TASK DETAILS » Transcribe all of the data exactly. Omit the pictures.

DATASET ENTRIES »

◇ ◇ ◇ ◇ ◇ ◇ ◇

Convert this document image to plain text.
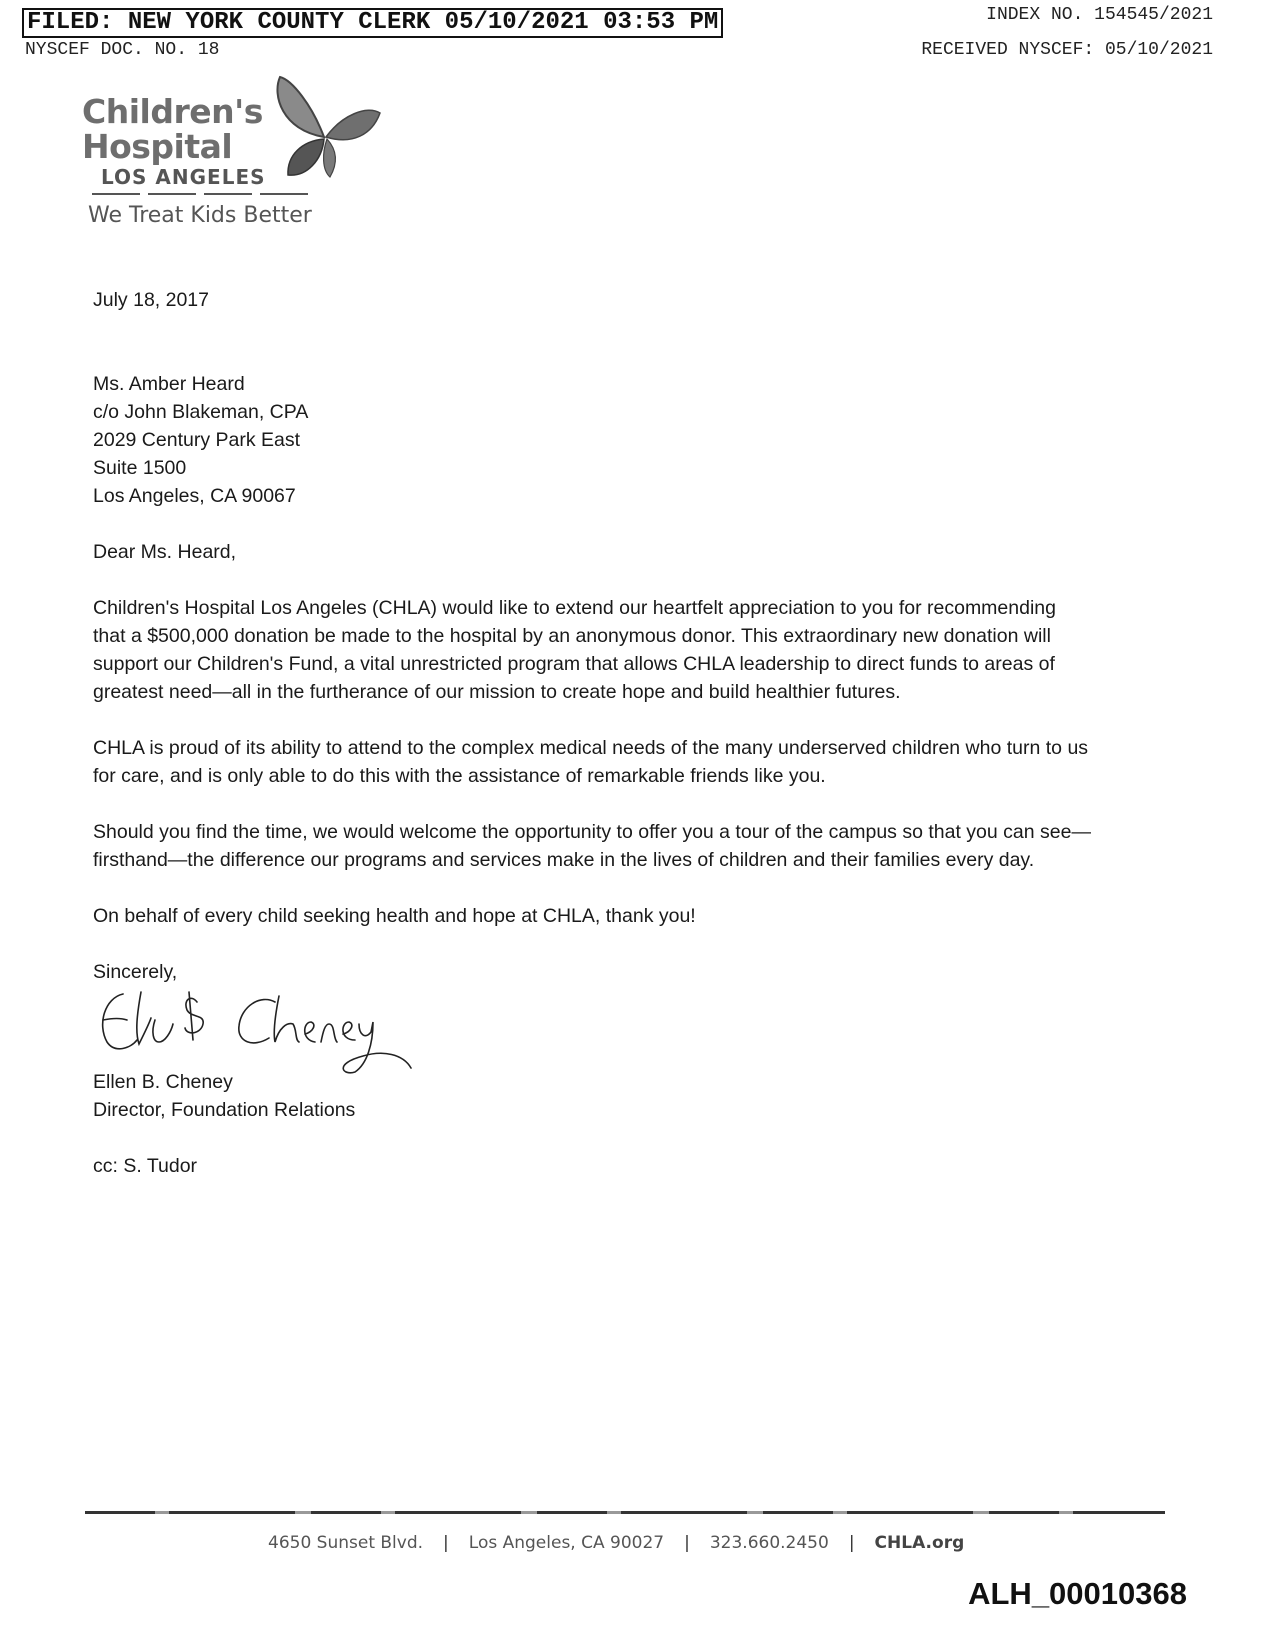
FILED: NEW YORK COUNTY CLERK 05/10/2021 03:53 PM	INDEX NO. 154545/2021
NYSCEF DOC. NO. 18	RECEIVED NYSCEF: 05/10/2021
Children's
Hospital
LOS ANGELES
We Treat Kids Better

July 18, 2017

Ms. Amber Heard
c/o John Blakeman, CPA
2029 Century Park East
Suite 1500
Los Angeles, CA 90067

Dear Ms. Heard,

Children's Hospital Los Angeles (CHLA) would like to extend our heartfelt appreciation to you for recommending that a $500,000 donation be made to the hospital by an anonymous donor. This extraordinary new donation will support our Children's Fund, a vital unrestricted program that allows CHLA leadership to direct funds to areas of greatest need—all in the furtherance of our mission to create hope and build healthier futures.

CHLA is proud of its ability to attend to the complex medical needs of the many underserved children who turn to us for care, and is only able to do this with the assistance of remarkable friends like you.

Should you find the time, we would welcome the opportunity to offer you a tour of the campus so that you can see—firsthand—the difference our programs and services make in the lives of children and their families every day.

On behalf of every child seeking health and hope at CHLA, thank you!

Sincerely,

Ellen B. Cheney
Director, Foundation Relations

cc: S. Tudor

4650 Sunset Blvd. | Los Angeles, CA 90027 | 323.660.2450 | CHLA.org
ALH_00010368
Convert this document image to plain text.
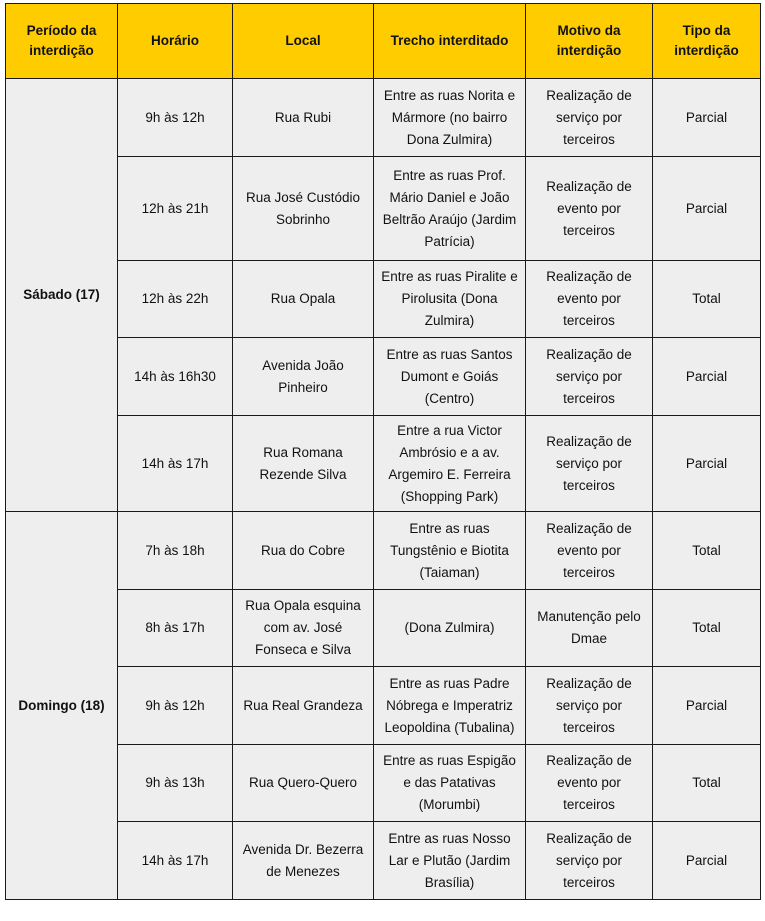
Período da interdição	Horário	Local	Trecho interditado	Motivo da interdição	Tipo da interdição
Sábado (17)	9h às 12h	Rua Rubi	Entre as ruas Norita e Mármore (no bairro Dona Zulmira)	Realização de serviço por terceiros	Parcial
	12h às 21h	Rua José Custódio Sobrinho	Entre as ruas Prof. Mário Daniel e João Beltrão Araújo (Jardim Patrícia)	Realização de evento por terceiros	Parcial
	12h às 22h	Rua Opala	Entre as ruas Piralite e Pirolusita (Dona Zulmira)	Realização de evento por terceiros	Total
	14h às 16h30	Avenida João Pinheiro	Entre as ruas Santos Dumont e Goiás (Centro)	Realização de serviço por terceiros	Parcial
	14h às 17h	Rua Romana Rezende Silva	Entre a rua Victor Ambrósio e a av. Argemiro E. Ferreira (Shopping Park)	Realização de serviço por terceiros	Parcial
Domingo (18)	7h às 18h	Rua do Cobre	Entre as ruas Tungstênio e Biotita (Taiaman)	Realização de evento por terceiros	Total
	8h às 17h	Rua Opala esquina com av. José Fonseca e Silva	(Dona Zulmira)	Manutenção pelo Dmae	Total
	9h às 12h	Rua Real Grandeza	Entre as ruas Padre Nóbrega e Imperatriz Leopoldina (Tubalina)	Realização de serviço por terceiros	Parcial
	9h às 13h	Rua Quero-Quero	Entre as ruas Espigão e das Patativas (Morumbi)	Realização de evento por terceiros	Total
	14h às 17h	Avenida Dr. Bezerra de Menezes	Entre as ruas Nosso Lar e Plutão (Jardim Brasília)	Realização de serviço por terceiros	Parcial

◇ ◇ ◇ ◇ ◇ ◇ ◇

EXERCISE RESULT »
Convert this document image to plain text.
FILED: NEW YORK COUNTY CLERK 05/10/2021 03:53 PM	INDEX NO. 154545/2021
NYSCEF DOC. NO. 18	RECEIVED NYSCEF: 05/10/2021
Children's
Hospital
LOS ANGELES
We Treat Kids Better

July 18, 2017

Ms. Amber Heard
c/o John Blakeman, CPA
2029 Century Park East
Suite 1500
Los Angeles, CA 90067

Dear Ms. Heard,

Children's Hospital Los Angeles (CHLA) would like to extend our heartfelt appreciation to you for recommending that a $500,000 donation be made to the hospital by an anonymous donor. This extraordinary new donation will support our Children's Fund, a vital unrestricted program that allows CHLA leadership to direct funds to areas of greatest need—all in the furtherance of our mission to create hope and build healthier futures.

CHLA is proud of its ability to attend to the complex medical needs of the many underserved children who turn to us for care, and is only able to do this with the assistance of remarkable friends like you.

Should you find the time, we would welcome the opportunity to offer you a tour of the campus so that you can see—firsthand—the difference our programs and services make in the lives of children and their families every day.

On behalf of every child seeking health and hope at CHLA, thank you!

Sincerely,

Ellen B. Cheney
Director, Foundation Relations

cc: S. Tudor

4650 Sunset Blvd. | Los Angeles, CA 90027 | 323.660.2450 | CHLA.org
ALH_00010368
Convert this document image to plain text.
Período da interdição	Horário	Local	Trecho interditado	Motivo da interdição	Tipo da interdição
Sábado (17)	9h às 12h	Rua Rubi	Entre as ruas Norita e Mármore (no bairro Dona Zulmira)	Realização de serviço por terceiros	Parcial
	12h às 21h	Rua José Custódio Sobrinho	Entre as ruas Prof. Mário Daniel e João Beltrão Araújo (Jardim Patrícia)	Realização de evento por terceiros	Parcial
	12h às 22h	Rua Opala	Entre as ruas Piralite e Pirolusita (Dona Zulmira)	Realização de evento por terceiros	Total
	14h às 16h30	Avenida João Pinheiro	Entre as ruas Santos Dumont e Goiás (Centro)	Realização de serviço por terceiros	Parcial
	14h às 17h	Rua Romana Rezende Silva	Entre a rua Victor Ambrósio e a av. Argemiro E. Ferreira (Shopping Park)	Realização de serviço por terceiros	Parcial
Domingo (18)	7h às 18h	Rua do Cobre	Entre as ruas Tungstênio e Biotita (Taiaman)	Realização de evento por terceiros	Total
	8h às 17h	Rua Opala esquina com av. José Fonseca e Silva	(Dona Zulmira)	Manutenção pelo Dmae	Total
	9h às 12h	Rua Real Grandeza	Entre as ruas Padre Nóbrega e Imperatriz Leopoldina (Tubalina)	Realização de serviço por terceiros	Parcial
	9h às 13h	Rua Quero-Quero	Entre as ruas Espigão e das Patativas (Morumbi)	Realização de evento por terceiros	Total
	14h às 17h	Avenida Dr. Bezerra de Menezes	Entre as ruas Nosso Lar e Plutão (Jardim Brasília)	Realização de serviço por terceiros	Parcial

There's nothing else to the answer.